* **Your instructions**: Transcribe the full listing exactly, and drop every picture.

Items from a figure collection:
┄┄┄┄┄┄┄┄┄┄

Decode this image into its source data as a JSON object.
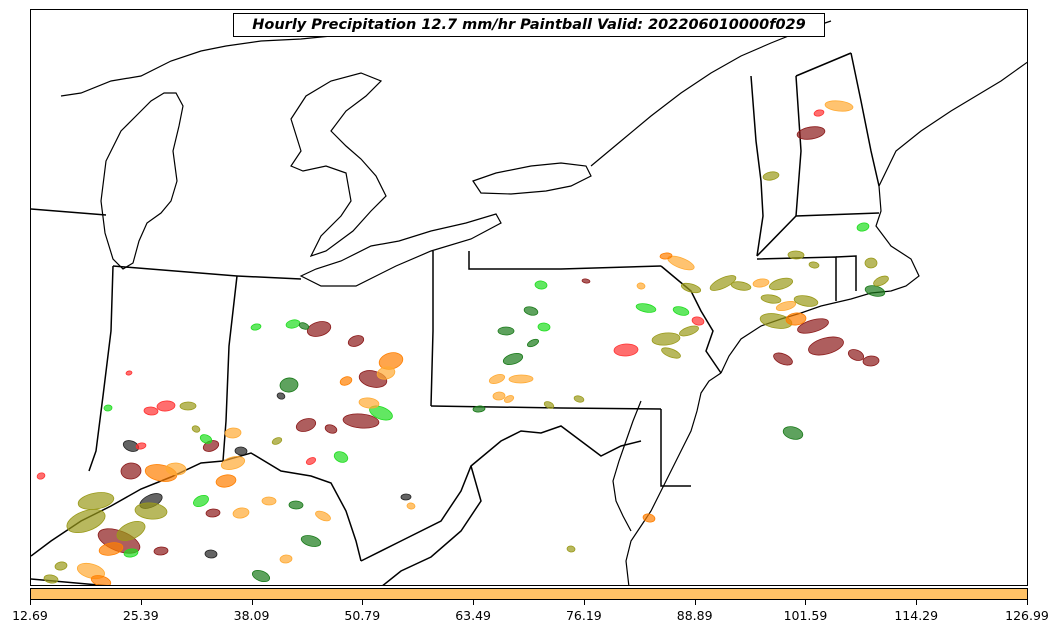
{
  "title": "Hourly Precipitation 12.7 mm/hr Paintball Valid: 202206010000f029",
  "colorbar": {
    "color": "#ffc266",
    "tick_labels": [
      "12.69",
      "25.39",
      "38.09",
      "50.79",
      "63.49",
      "76.19",
      "88.89",
      "101.59",
      "114.29",
      "126.99"
    ]
  },
  "member_colors": [
    "#8b1a1a",
    "#ff3030",
    "#ff7f00",
    "#ffaa33",
    "#9a9a1a",
    "#20dd20",
    "#1a7a1a",
    "#222222"
  ],
  "map": {
    "region": "Northeastern United States",
    "line_color": "#000000"
  }
}
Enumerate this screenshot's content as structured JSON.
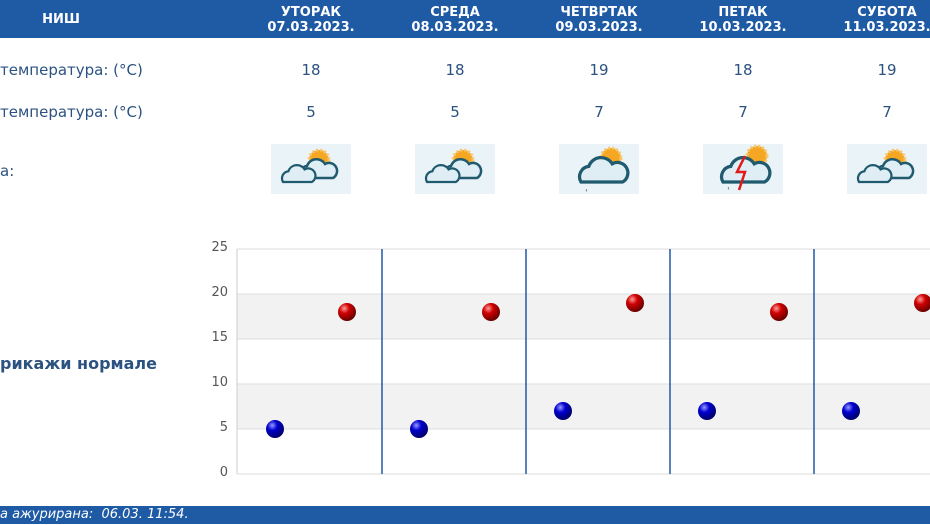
{
  "header": {
    "city": "НИШ",
    "days": [
      {
        "name": "УТОРАК",
        "date": "07.03.2023.",
        "max": "18",
        "min": "5",
        "weather_icon": "partly-cloudy-icon"
      },
      {
        "name": "СРЕДА",
        "date": "08.03.2023.",
        "max": "18",
        "min": "5",
        "weather_icon": "partly-cloudy-icon"
      },
      {
        "name": "ЧЕТВРТАК",
        "date": "09.03.2023.",
        "max": "19",
        "min": "7",
        "weather_icon": "cloudy-light-rain-icon"
      },
      {
        "name": "ПЕТАК",
        "date": "10.03.2023.",
        "max": "18",
        "min": "7",
        "weather_icon": "thunderstorm-icon"
      },
      {
        "name": "СУБОТА",
        "date": "11.03.2023.",
        "max": "19",
        "min": "7",
        "weather_icon": "partly-cloudy-icon"
      }
    ]
  },
  "rows": {
    "max_label": " температура: (°C)",
    "min_label": "температура: (°C)",
    "weather_label": "а:"
  },
  "show_normals": "рикажи нормале",
  "footer": {
    "label": "а ажурирана:",
    "value": "06.03. 11:54."
  },
  "colors": {
    "header": "#1f5aa5",
    "max_dot": "#cc0000",
    "min_dot": "#0000cc"
  },
  "chart_data": {
    "type": "scatter",
    "ylim": [
      0,
      25
    ],
    "yticks": [
      "0",
      "5",
      "10",
      "15",
      "20",
      "25"
    ],
    "series": [
      {
        "values": [
          18,
          18,
          19,
          18,
          19
        ],
        "color": "#cc0000"
      },
      {
        "values": [
          5,
          5,
          7,
          7,
          7
        ],
        "color": "#0000cc"
      }
    ]
  }
}
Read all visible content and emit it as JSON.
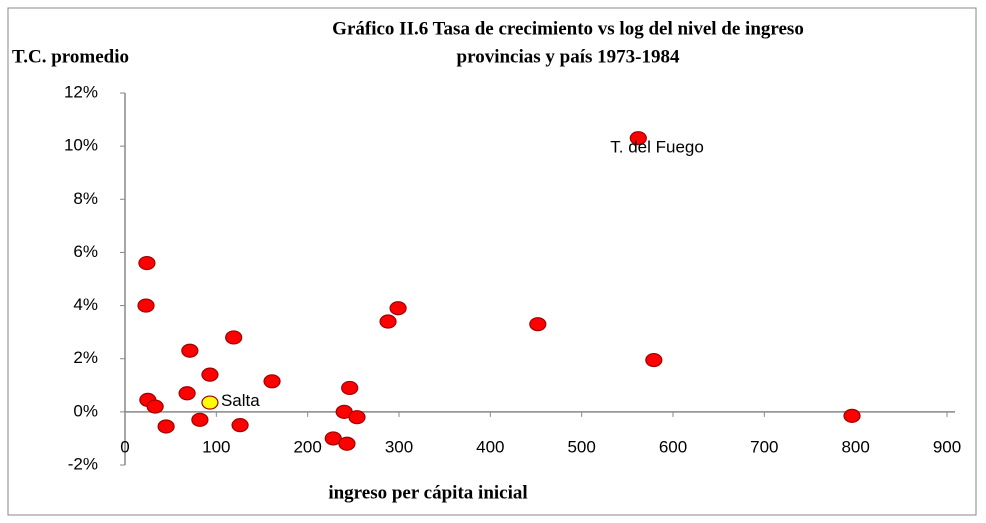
{
  "chart_data": {
    "type": "scatter",
    "title": [
      "Gráfico II.6 Tasa de crecimiento vs log del nivel de ingreso",
      "provincias y país 1973-1984"
    ],
    "ylabel": "T.C. promedio",
    "xlabel": "ingreso per cápita inicial",
    "xlim": [
      0,
      900
    ],
    "xticks": [
      0,
      100,
      200,
      300,
      400,
      500,
      600,
      700,
      800,
      900
    ],
    "ylim": [
      -2,
      12
    ],
    "yticks": [
      {
        "value": -2,
        "label": "-2%"
      },
      {
        "value": 0,
        "label": "0%"
      },
      {
        "value": 2,
        "label": "2%"
      },
      {
        "value": 4,
        "label": "4%"
      },
      {
        "value": 6,
        "label": "6%"
      },
      {
        "value": 8,
        "label": "8%"
      },
      {
        "value": 10,
        "label": "10%"
      },
      {
        "value": 12,
        "label": "12%"
      }
    ],
    "series": [
      {
        "color": "#ff0000",
        "x": [
          24,
          23,
          25,
          33,
          45,
          68,
          71,
          82,
          93,
          119,
          126,
          161,
          228,
          240,
          246,
          243,
          254,
          288,
          299,
          452,
          562,
          579,
          796
        ],
        "values": [
          5.6,
          4.0,
          0.45,
          0.2,
          -0.55,
          0.7,
          2.3,
          -0.3,
          1.4,
          2.8,
          -0.5,
          1.15,
          -1.0,
          0.0,
          0.9,
          -1.2,
          -0.2,
          3.4,
          3.9,
          3.3,
          10.3,
          1.95,
          -0.15
        ]
      },
      {
        "name": "Salta",
        "color": "#ffff00",
        "x": [
          93
        ],
        "values": [
          0.35
        ]
      }
    ],
    "annotations": [
      {
        "text": "T. del Fuego",
        "x": 562,
        "y": 10.3
      }
    ]
  }
}
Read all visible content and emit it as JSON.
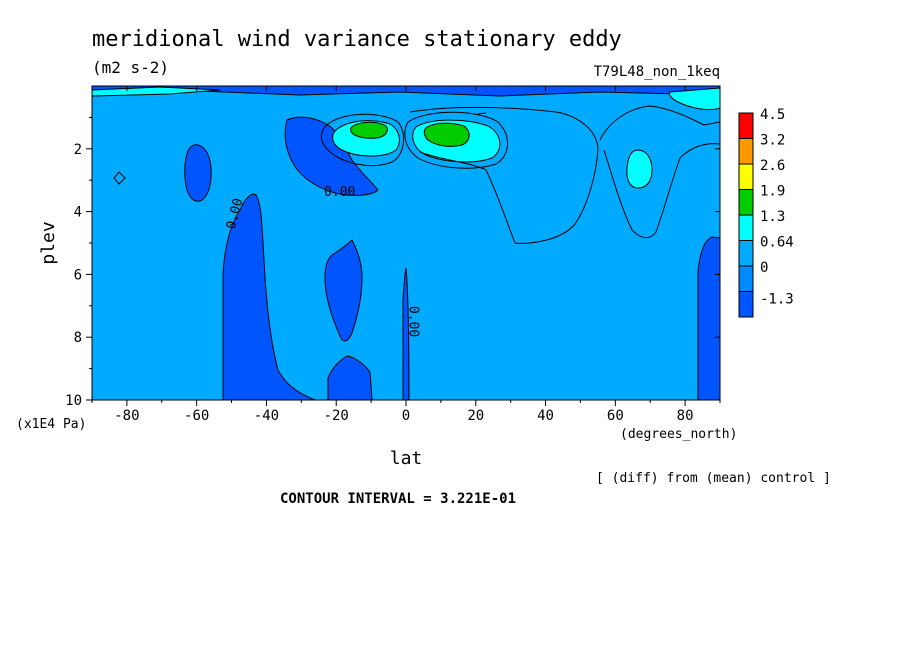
{
  "chart_data": {
    "type": "heatmap",
    "title": "meridional wind variance  stationary eddy",
    "units": "(m2 s-2)",
    "experiment": "T79L48_non_1keq",
    "xlabel": "lat",
    "xunits": "(degrees_north)",
    "ylabel": "plev",
    "yunits": "(x1E4 Pa)",
    "xlim": [
      -90,
      90
    ],
    "ylim": [
      10,
      0
    ],
    "xticks": [
      -80,
      -60,
      -40,
      -20,
      0,
      20,
      40,
      60,
      80
    ],
    "xtick_labels": [
      "-80",
      "-60",
      "-40",
      "-20",
      "0",
      "20",
      "40",
      "60",
      "80"
    ],
    "yticks": [
      2,
      4,
      6,
      8,
      10
    ],
    "ytick_labels": [
      "2",
      "4",
      "6",
      "8",
      "10"
    ],
    "contour_interval": "CONTOUR INTERVAL = 3.221E-01",
    "note": "[ (diff) from (mean) control ]",
    "contour_labels": [
      {
        "text": "0.00",
        "lat": -19,
        "plev": 3.5,
        "rotate": 0
      },
      {
        "text": "0.00",
        "lat": -48,
        "plev": 4.1,
        "rotate": -75
      },
      {
        "text": "0.00",
        "lat": 1,
        "plev": 7.5,
        "rotate": 90
      }
    ],
    "colorbar": {
      "levels": [
        "4.5",
        "3.2",
        "2.6",
        "1.9",
        "1.3",
        "0.64",
        "0",
        "-1.3"
      ],
      "colors": [
        "#ff0000",
        "#ff9900",
        "#ffff00",
        "#00cc00",
        "#00ffff",
        "#00aaff",
        "#0088ff",
        "#0055ff"
      ]
    },
    "fields": {
      "background": "#00aaff",
      "negative_color": "#0055ff",
      "level1_color": "#00ffff",
      "level2_color": "#00cc00"
    }
  }
}
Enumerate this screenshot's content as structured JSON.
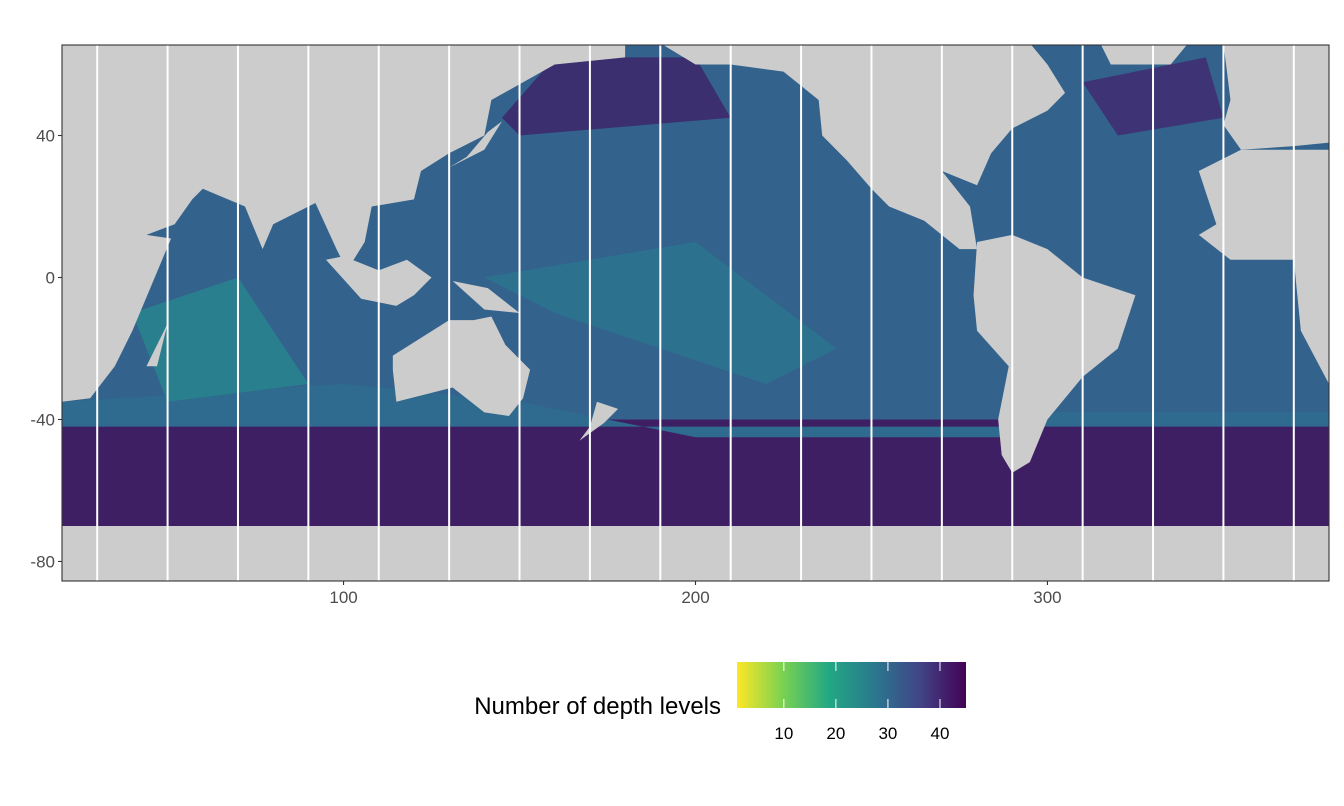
{
  "chart_data": {
    "type": "heatmap",
    "title": "",
    "xlabel": "",
    "ylabel": "",
    "xlim": [
      20,
      380
    ],
    "ylim": [
      -85.5,
      65.5
    ],
    "x_ticks": [
      100,
      200,
      300
    ],
    "y_ticks": [
      40,
      0,
      -40,
      -80
    ],
    "x_tick_labels": [
      "100",
      "200",
      "300"
    ],
    "y_tick_labels": [
      "40",
      "0",
      "-40",
      "-80"
    ],
    "vertical_lines": [
      30,
      50,
      70,
      90,
      110,
      130,
      150,
      170,
      190,
      210,
      230,
      250,
      270,
      290,
      310,
      330,
      350,
      370
    ],
    "vertical_line_color": "#ffffff",
    "land_color": "#cccccc",
    "missing_color": "#ffffff",
    "grid": false,
    "legend": {
      "title": "Number of depth levels",
      "placement": "bottom",
      "colormap": "viridis (reversed)",
      "range": [
        1,
        45
      ],
      "ticks": [
        10,
        20,
        30,
        40
      ],
      "tick_labels": [
        "10",
        "20",
        "30",
        "40"
      ]
    },
    "description_values": {
      "southern_ocean_band": "approx. 40-45 levels",
      "open_ocean": "approx. 28-35 levels",
      "coastal_shelves": "approx. 1-15 levels"
    }
  }
}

┄┄┄┄┄┄┄┄┄┄

* **Correct result**:
Decode this image into its source data as a JSON object.
{
  "title": "Hourly Precipitation 12.7 mm/hr Paintball Valid: 202206010000f029",
  "colorbar": {
    "color": "#ffc266",
    "tick_labels": [
      "12.69",
      "25.39",
      "38.09",
      "50.79",
      "63.49",
      "76.19",
      "88.89",
      "101.59",
      "114.29",
      "126.99"
    ]
  },
  "member_colors": [
    "#8b1a1a",
    "#ff3030",
    "#ff7f00",
    "#ffaa33",
    "#9a9a1a",
    "#20dd20",
    "#1a7a1a",
    "#222222"
  ],
  "map": {
    "region": "Northeastern United States",
    "line_color": "#000000"
  }
}
Enumerate this screenshot's content as structured JSON.
{
  "header": {
    "city": "НИШ",
    "days": [
      {
        "name": "УТОРАК",
        "date": "07.03.2023.",
        "max": "18",
        "min": "5",
        "weather_icon": "partly-cloudy-icon"
      },
      {
        "name": "СРЕДА",
        "date": "08.03.2023.",
        "max": "18",
        "min": "5",
        "weather_icon": "partly-cloudy-icon"
      },
      {
        "name": "ЧЕТВРТАК",
        "date": "09.03.2023.",
        "max": "19",
        "min": "7",
        "weather_icon": "cloudy-light-rain-icon"
      },
      {
        "name": "ПЕТАК",
        "date": "10.03.2023.",
        "max": "18",
        "min": "7",
        "weather_icon": "thunderstorm-icon"
      },
      {
        "name": "СУБОТА",
        "date": "11.03.2023.",
        "max": "19",
        "min": "7",
        "weather_icon": "partly-cloudy-icon"
      }
    ]
  },
  "rows": {
    "max_label": " температура: (°C)",
    "min_label": "температура: (°C)",
    "weather_label": "а:"
  },
  "show_normals": "рикажи нормале",
  "footer": {
    "label": "а ажурирана:",
    "value": "06.03. 11:54."
  },
  "colors": {
    "header": "#1f5aa5",
    "max_dot": "#cc0000",
    "min_dot": "#0000cc"
  },
  "chart_data": {
    "type": "scatter",
    "ylim": [
      0,
      25
    ],
    "yticks": [
      "0",
      "5",
      "10",
      "15",
      "20",
      "25"
    ],
    "series": [
      {
        "values": [
          18,
          18,
          19,
          18,
          19
        ],
        "color": "#cc0000"
      },
      {
        "values": [
          5,
          5,
          7,
          7,
          7
        ],
        "color": "#0000cc"
      }
    ]
  }
}
Read all visible content and emit it as JSON.
{
  "chart_data": {
    "type": "scatter",
    "title": [
      "Gráfico II.6 Tasa de crecimiento vs log del nivel de ingreso",
      "provincias y país 1973-1984"
    ],
    "ylabel": "T.C. promedio",
    "xlabel": "ingreso per cápita inicial",
    "xlim": [
      0,
      900
    ],
    "xticks": [
      0,
      100,
      200,
      300,
      400,
      500,
      600,
      700,
      800,
      900
    ],
    "ylim": [
      -2,
      12
    ],
    "yticks": [
      {
        "value": -2,
        "label": "-2%"
      },
      {
        "value": 0,
        "label": "0%"
      },
      {
        "value": 2,
        "label": "2%"
      },
      {
        "value": 4,
        "label": "4%"
      },
      {
        "value": 6,
        "label": "6%"
      },
      {
        "value": 8,
        "label": "8%"
      },
      {
        "value": 10,
        "label": "10%"
      },
      {
        "value": 12,
        "label": "12%"
      }
    ],
    "series": [
      {
        "color": "#ff0000",
        "x": [
          24,
          23,
          25,
          33,
          45,
          68,
          71,
          82,
          93,
          119,
          126,
          161,
          228,
          240,
          246,
          243,
          254,
          288,
          299,
          452,
          562,
          579,
          796
        ],
        "values": [
          5.6,
          4.0,
          0.45,
          0.2,
          -0.55,
          0.7,
          2.3,
          -0.3,
          1.4,
          2.8,
          -0.5,
          1.15,
          -1.0,
          0.0,
          0.9,
          -1.2,
          -0.2,
          3.4,
          3.9,
          3.3,
          10.3,
          1.95,
          -0.15
        ]
      },
      {
        "name": "Salta",
        "color": "#ffff00",
        "x": [
          93
        ],
        "values": [
          0.35
        ]
      }
    ],
    "annotations": [
      {
        "text": "T. del Fuego",
        "x": 562,
        "y": 10.3
      }
    ]
  }
}
Read all visible content and emit it as JSON.
{
  "chart_data": {
    "type": "heatmap",
    "title": "meridional wind variance  stationary eddy",
    "units": "(m2 s-2)",
    "experiment": "T79L48_non_1keq",
    "xlabel": "lat",
    "xunits": "(degrees_north)",
    "ylabel": "plev",
    "yunits": "(x1E4 Pa)",
    "xlim": [
      -90,
      90
    ],
    "ylim": [
      10,
      0
    ],
    "xticks": [
      -80,
      -60,
      -40,
      -20,
      0,
      20,
      40,
      60,
      80
    ],
    "xtick_labels": [
      "-80",
      "-60",
      "-40",
      "-20",
      "0",
      "20",
      "40",
      "60",
      "80"
    ],
    "yticks": [
      2,
      4,
      6,
      8,
      10
    ],
    "ytick_labels": [
      "2",
      "4",
      "6",
      "8",
      "10"
    ],
    "contour_interval": "CONTOUR INTERVAL = 3.221E-01",
    "note": "[ (diff) from (mean) control ]",
    "contour_labels": [
      {
        "text": "0.00",
        "lat": -19,
        "plev": 3.5,
        "rotate": 0
      },
      {
        "text": "0.00",
        "lat": -48,
        "plev": 4.1,
        "rotate": -75
      },
      {
        "text": "0.00",
        "lat": 1,
        "plev": 7.5,
        "rotate": 90
      }
    ],
    "colorbar": {
      "levels": [
        "4.5",
        "3.2",
        "2.6",
        "1.9",
        "1.3",
        "0.64",
        "0",
        "-1.3"
      ],
      "colors": [
        "#ff0000",
        "#ff9900",
        "#ffff00",
        "#00cc00",
        "#00ffff",
        "#00aaff",
        "#0088ff",
        "#0055ff"
      ]
    },
    "fields": {
      "background": "#00aaff",
      "negative_color": "#0055ff",
      "level1_color": "#00ffff",
      "level2_color": "#00cc00"
    }
  }
}
Enumerate this screenshot's content as structured JSON.
{
  "chart_data": {
    "type": "heatmap",
    "title": "",
    "xlabel": "",
    "ylabel": "",
    "xlim": [
      20,
      380
    ],
    "ylim": [
      -85.5,
      65.5
    ],
    "x_ticks": [
      100,
      200,
      300
    ],
    "y_ticks": [
      40,
      0,
      -40,
      -80
    ],
    "x_tick_labels": [
      "100",
      "200",
      "300"
    ],
    "y_tick_labels": [
      "40",
      "0",
      "-40",
      "-80"
    ],
    "vertical_lines": [
      30,
      50,
      70,
      90,
      110,
      130,
      150,
      170,
      190,
      210,
      230,
      250,
      270,
      290,
      310,
      330,
      350,
      370
    ],
    "vertical_line_color": "#ffffff",
    "land_color": "#cccccc",
    "missing_color": "#ffffff",
    "grid": false,
    "legend": {
      "title": "Number of depth levels",
      "placement": "bottom",
      "colormap": "viridis (reversed)",
      "range": [
        1,
        45
      ],
      "ticks": [
        10,
        20,
        30,
        40
      ],
      "tick_labels": [
        "10",
        "20",
        "30",
        "40"
      ]
    },
    "description_values": {
      "southern_ocean_band": "approx. 40-45 levels",
      "open_ocean": "approx. 28-35 levels",
      "coastal_shelves": "approx. 1-15 levels"
    }
  }
}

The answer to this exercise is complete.